TASK GOAL:
Look through the listing below and give the number of lines that hold "Engine". Say nothing more.

— begin —

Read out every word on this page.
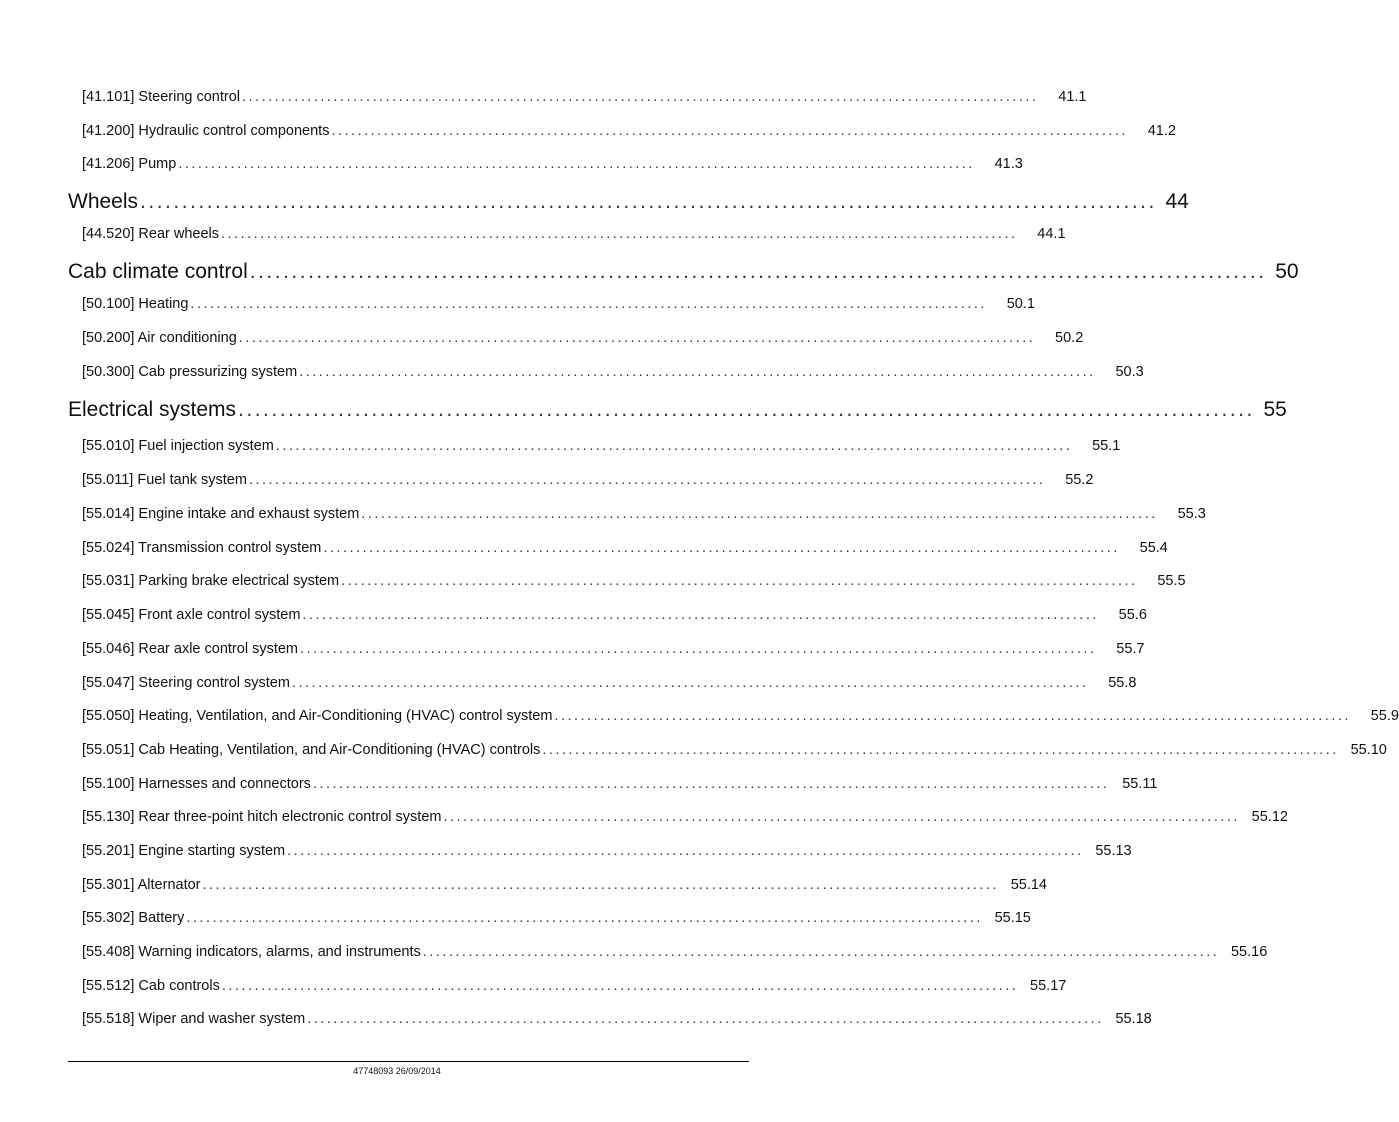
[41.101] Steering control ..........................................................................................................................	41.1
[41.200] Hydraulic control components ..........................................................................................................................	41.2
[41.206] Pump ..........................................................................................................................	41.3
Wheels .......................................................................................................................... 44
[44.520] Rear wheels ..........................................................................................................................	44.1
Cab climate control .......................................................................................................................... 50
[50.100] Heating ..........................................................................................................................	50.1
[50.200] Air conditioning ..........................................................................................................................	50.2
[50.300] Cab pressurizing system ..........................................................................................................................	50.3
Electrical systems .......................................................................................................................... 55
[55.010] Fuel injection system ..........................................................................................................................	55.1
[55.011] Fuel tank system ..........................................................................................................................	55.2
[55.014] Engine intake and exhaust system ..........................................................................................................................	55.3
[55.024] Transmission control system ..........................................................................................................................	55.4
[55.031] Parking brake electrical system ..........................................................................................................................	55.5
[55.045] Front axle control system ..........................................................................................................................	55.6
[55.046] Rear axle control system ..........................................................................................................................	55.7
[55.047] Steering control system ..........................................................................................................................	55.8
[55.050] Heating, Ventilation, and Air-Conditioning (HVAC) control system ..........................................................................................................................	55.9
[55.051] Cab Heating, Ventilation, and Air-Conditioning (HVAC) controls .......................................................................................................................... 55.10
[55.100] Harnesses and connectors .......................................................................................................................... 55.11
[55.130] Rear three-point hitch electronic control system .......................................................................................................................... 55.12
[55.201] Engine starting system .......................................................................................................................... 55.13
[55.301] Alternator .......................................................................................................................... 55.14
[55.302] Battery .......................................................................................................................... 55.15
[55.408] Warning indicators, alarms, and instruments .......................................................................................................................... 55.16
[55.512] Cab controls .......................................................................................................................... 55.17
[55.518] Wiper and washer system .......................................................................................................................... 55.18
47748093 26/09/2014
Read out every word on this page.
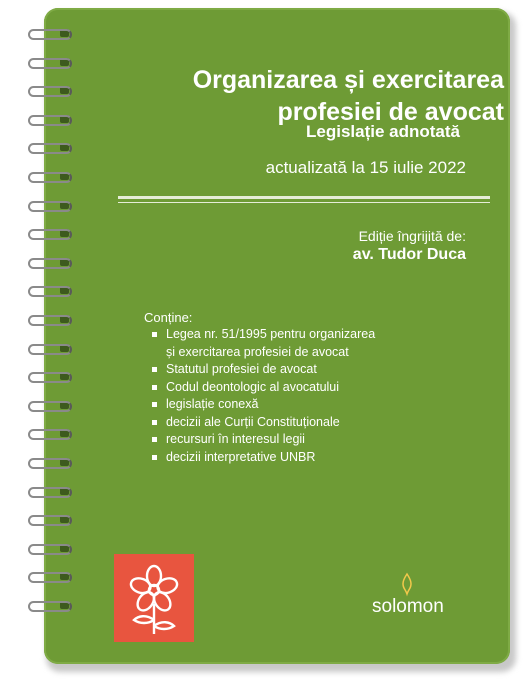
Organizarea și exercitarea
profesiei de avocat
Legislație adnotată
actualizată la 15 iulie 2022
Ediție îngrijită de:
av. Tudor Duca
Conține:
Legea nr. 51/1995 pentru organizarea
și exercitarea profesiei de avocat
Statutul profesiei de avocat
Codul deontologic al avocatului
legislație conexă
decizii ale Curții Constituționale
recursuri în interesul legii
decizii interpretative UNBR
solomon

— end —

SOLUTION FOR THIS PROBLEM:
2